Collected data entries
***
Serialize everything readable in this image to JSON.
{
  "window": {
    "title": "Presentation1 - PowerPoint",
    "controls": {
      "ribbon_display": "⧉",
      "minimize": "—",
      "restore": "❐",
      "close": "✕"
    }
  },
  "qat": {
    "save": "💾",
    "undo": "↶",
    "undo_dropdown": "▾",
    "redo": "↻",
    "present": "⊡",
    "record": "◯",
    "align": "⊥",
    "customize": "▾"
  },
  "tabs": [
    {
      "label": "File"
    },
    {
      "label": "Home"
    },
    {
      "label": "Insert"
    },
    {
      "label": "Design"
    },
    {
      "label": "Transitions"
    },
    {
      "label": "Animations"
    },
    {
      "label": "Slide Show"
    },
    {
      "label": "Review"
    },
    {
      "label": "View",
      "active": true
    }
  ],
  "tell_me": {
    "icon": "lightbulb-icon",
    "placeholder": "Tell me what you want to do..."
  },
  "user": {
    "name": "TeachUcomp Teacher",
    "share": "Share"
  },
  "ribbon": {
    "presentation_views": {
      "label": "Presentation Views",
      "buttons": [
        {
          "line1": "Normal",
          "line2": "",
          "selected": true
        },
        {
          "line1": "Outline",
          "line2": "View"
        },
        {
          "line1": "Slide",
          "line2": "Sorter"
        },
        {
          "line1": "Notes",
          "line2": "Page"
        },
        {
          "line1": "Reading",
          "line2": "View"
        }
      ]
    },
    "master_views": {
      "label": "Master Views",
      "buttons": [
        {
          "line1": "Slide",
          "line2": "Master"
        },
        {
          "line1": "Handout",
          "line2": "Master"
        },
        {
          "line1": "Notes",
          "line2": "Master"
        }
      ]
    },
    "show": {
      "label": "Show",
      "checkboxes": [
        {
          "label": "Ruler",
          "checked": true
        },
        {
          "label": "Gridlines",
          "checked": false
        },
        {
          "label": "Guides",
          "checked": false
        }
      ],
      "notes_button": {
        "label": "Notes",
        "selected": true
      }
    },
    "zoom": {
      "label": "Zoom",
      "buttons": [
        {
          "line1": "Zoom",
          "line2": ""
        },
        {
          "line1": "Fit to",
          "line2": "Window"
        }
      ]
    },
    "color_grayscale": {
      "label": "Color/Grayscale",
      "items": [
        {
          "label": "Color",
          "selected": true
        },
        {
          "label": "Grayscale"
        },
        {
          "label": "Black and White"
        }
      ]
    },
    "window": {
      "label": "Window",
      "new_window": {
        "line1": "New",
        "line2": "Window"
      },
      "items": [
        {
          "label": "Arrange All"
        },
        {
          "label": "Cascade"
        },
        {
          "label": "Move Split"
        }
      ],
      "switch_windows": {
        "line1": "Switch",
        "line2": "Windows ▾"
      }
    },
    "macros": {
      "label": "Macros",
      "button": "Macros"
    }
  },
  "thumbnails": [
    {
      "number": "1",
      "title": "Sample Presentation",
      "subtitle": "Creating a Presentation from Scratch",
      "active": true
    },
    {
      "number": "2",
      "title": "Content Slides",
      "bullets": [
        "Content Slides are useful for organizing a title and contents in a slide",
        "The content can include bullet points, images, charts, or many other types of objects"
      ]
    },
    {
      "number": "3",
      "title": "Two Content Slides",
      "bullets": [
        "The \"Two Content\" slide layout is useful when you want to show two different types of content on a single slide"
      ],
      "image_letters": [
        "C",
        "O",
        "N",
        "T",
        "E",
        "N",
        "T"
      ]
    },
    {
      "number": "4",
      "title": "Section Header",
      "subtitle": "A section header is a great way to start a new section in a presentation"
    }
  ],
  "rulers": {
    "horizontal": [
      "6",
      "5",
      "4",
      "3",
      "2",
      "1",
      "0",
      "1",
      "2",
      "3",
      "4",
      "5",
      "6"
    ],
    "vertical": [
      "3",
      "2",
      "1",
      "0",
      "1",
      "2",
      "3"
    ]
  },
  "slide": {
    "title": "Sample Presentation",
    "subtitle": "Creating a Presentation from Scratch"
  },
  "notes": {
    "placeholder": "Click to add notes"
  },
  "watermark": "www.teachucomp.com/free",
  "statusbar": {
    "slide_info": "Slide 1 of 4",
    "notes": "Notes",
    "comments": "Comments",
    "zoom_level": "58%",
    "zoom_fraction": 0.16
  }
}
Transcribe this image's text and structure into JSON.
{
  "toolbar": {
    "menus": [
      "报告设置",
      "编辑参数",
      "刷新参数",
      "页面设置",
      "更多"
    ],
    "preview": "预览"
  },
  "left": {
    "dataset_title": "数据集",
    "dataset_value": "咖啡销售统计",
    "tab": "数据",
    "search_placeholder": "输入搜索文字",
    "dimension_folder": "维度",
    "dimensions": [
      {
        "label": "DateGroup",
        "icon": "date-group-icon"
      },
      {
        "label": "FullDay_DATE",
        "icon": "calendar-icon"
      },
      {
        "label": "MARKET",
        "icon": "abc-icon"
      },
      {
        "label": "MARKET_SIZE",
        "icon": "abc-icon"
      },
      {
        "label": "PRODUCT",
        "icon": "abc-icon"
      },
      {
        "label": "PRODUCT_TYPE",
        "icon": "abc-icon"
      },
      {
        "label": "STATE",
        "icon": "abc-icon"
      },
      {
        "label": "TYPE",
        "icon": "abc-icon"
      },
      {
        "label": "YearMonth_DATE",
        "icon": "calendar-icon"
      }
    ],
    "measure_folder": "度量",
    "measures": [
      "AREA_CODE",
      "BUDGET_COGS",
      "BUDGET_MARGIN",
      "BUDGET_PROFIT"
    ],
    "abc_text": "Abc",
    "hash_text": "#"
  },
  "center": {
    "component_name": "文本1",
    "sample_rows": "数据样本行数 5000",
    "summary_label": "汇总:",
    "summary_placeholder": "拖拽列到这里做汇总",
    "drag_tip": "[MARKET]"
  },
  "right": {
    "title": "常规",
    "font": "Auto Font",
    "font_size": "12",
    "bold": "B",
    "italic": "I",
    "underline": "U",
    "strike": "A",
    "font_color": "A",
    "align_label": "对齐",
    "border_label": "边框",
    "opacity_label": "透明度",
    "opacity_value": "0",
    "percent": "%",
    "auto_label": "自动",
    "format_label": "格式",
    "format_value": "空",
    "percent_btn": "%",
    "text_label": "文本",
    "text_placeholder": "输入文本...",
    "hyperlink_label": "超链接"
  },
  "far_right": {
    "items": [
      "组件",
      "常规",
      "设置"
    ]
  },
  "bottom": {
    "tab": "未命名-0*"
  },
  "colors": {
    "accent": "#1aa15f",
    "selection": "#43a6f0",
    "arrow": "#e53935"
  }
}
***
Each line of the listing should be copied exactly.

Serialize everything readable in this image to JSON.
{
  "window": {
    "title": "Presentation1 - PowerPoint",
    "controls": {
      "ribbon_display": "⧉",
      "minimize": "—",
      "restore": "❐",
      "close": "✕"
    }
  },
  "qat": {
    "save": "💾",
    "undo": "↶",
    "undo_dropdown": "▾",
    "redo": "↻",
    "present": "⊡",
    "record": "◯",
    "align": "⊥",
    "customize": "▾"
  },
  "tabs": [
    {
      "label": "File"
    },
    {
      "label": "Home"
    },
    {
      "label": "Insert"
    },
    {
      "label": "Design"
    },
    {
      "label": "Transitions"
    },
    {
      "label": "Animations"
    },
    {
      "label": "Slide Show"
    },
    {
      "label": "Review"
    },
    {
      "label": "View",
      "active": true
    }
  ],
  "tell_me": {
    "icon": "lightbulb-icon",
    "placeholder": "Tell me what you want to do..."
  },
  "user": {
    "name": "TeachUcomp Teacher",
    "share": "Share"
  },
  "ribbon": {
    "presentation_views": {
      "label": "Presentation Views",
      "buttons": [
        {
          "line1": "Normal",
          "line2": "",
          "selected": true
        },
        {
          "line1": "Outline",
          "line2": "View"
        },
        {
          "line1": "Slide",
          "line2": "Sorter"
        },
        {
          "line1": "Notes",
          "line2": "Page"
        },
        {
          "line1": "Reading",
          "line2": "View"
        }
      ]
    },
    "master_views": {
      "label": "Master Views",
      "buttons": [
        {
          "line1": "Slide",
          "line2": "Master"
        },
        {
          "line1": "Handout",
          "line2": "Master"
        },
        {
          "line1": "Notes",
          "line2": "Master"
        }
      ]
    },
    "show": {
      "label": "Show",
      "checkboxes": [
        {
          "label": "Ruler",
          "checked": true
        },
        {
          "label": "Gridlines",
          "checked": false
        },
        {
          "label": "Guides",
          "checked": false
        }
      ],
      "notes_button": {
        "label": "Notes",
        "selected": true
      }
    },
    "zoom": {
      "label": "Zoom",
      "buttons": [
        {
          "line1": "Zoom",
          "line2": ""
        },
        {
          "line1": "Fit to",
          "line2": "Window"
        }
      ]
    },
    "color_grayscale": {
      "label": "Color/Grayscale",
      "items": [
        {
          "label": "Color",
          "selected": true
        },
        {
          "label": "Grayscale"
        },
        {
          "label": "Black and White"
        }
      ]
    },
    "window": {
      "label": "Window",
      "new_window": {
        "line1": "New",
        "line2": "Window"
      },
      "items": [
        {
          "label": "Arrange All"
        },
        {
          "label": "Cascade"
        },
        {
          "label": "Move Split"
        }
      ],
      "switch_windows": {
        "line1": "Switch",
        "line2": "Windows ▾"
      }
    },
    "macros": {
      "label": "Macros",
      "button": "Macros"
    }
  },
  "thumbnails": [
    {
      "number": "1",
      "title": "Sample Presentation",
      "subtitle": "Creating a Presentation from Scratch",
      "active": true
    },
    {
      "number": "2",
      "title": "Content Slides",
      "bullets": [
        "Content Slides are useful for organizing a title and contents in a slide",
        "The content can include bullet points, images, charts, or many other types of objects"
      ]
    },
    {
      "number": "3",
      "title": "Two Content Slides",
      "bullets": [
        "The \"Two Content\" slide layout is useful when you want to show two different types of content on a single slide"
      ],
      "image_letters": [
        "C",
        "O",
        "N",
        "T",
        "E",
        "N",
        "T"
      ]
    },
    {
      "number": "4",
      "title": "Section Header",
      "subtitle": "A section header is a great way to start a new section in a presentation"
    }
  ],
  "rulers": {
    "horizontal": [
      "6",
      "5",
      "4",
      "3",
      "2",
      "1",
      "0",
      "1",
      "2",
      "3",
      "4",
      "5",
      "6"
    ],
    "vertical": [
      "3",
      "2",
      "1",
      "0",
      "1",
      "2",
      "3"
    ]
  },
  "slide": {
    "title": "Sample Presentation",
    "subtitle": "Creating a Presentation from Scratch"
  },
  "notes": {
    "placeholder": "Click to add notes"
  },
  "watermark": "www.teachucomp.com/free",
  "statusbar": {
    "slide_info": "Slide 1 of 4",
    "notes": "Notes",
    "comments": "Comments",
    "zoom_level": "58%",
    "zoom_fraction": 0.16
  }
}
Transcribe this image's text and structure into JSON.
{
  "toolbar": {
    "menus": [
      "报告设置",
      "编辑参数",
      "刷新参数",
      "页面设置",
      "更多"
    ],
    "preview": "预览"
  },
  "left": {
    "dataset_title": "数据集",
    "dataset_value": "咖啡销售统计",
    "tab": "数据",
    "search_placeholder": "输入搜索文字",
    "dimension_folder": "维度",
    "dimensions": [
      {
        "label": "DateGroup",
        "icon": "date-group-icon"
      },
      {
        "label": "FullDay_DATE",
        "icon": "calendar-icon"
      },
      {
        "label": "MARKET",
        "icon": "abc-icon"
      },
      {
        "label": "MARKET_SIZE",
        "icon": "abc-icon"
      },
      {
        "label": "PRODUCT",
        "icon": "abc-icon"
      },
      {
        "label": "PRODUCT_TYPE",
        "icon": "abc-icon"
      },
      {
        "label": "STATE",
        "icon": "abc-icon"
      },
      {
        "label": "TYPE",
        "icon": "abc-icon"
      },
      {
        "label": "YearMonth_DATE",
        "icon": "calendar-icon"
      }
    ],
    "measure_folder": "度量",
    "measures": [
      "AREA_CODE",
      "BUDGET_COGS",
      "BUDGET_MARGIN",
      "BUDGET_PROFIT"
    ],
    "abc_text": "Abc",
    "hash_text": "#"
  },
  "center": {
    "component_name": "文本1",
    "sample_rows": "数据样本行数 5000",
    "summary_label": "汇总:",
    "summary_placeholder": "拖拽列到这里做汇总",
    "drag_tip": "[MARKET]"
  },
  "right": {
    "title": "常规",
    "font": "Auto Font",
    "font_size": "12",
    "bold": "B",
    "italic": "I",
    "underline": "U",
    "strike": "A",
    "font_color": "A",
    "align_label": "对齐",
    "border_label": "边框",
    "opacity_label": "透明度",
    "opacity_value": "0",
    "percent": "%",
    "auto_label": "自动",
    "format_label": "格式",
    "format_value": "空",
    "percent_btn": "%",
    "text_label": "文本",
    "text_placeholder": "输入文本...",
    "hyperlink_label": "超链接"
  },
  "far_right": {
    "items": [
      "组件",
      "常规",
      "设置"
    ]
  },
  "bottom": {
    "tab": "未命名-0*"
  },
  "colors": {
    "accent": "#1aa15f",
    "selection": "#43a6f0",
    "arrow": "#e53935"
  }
}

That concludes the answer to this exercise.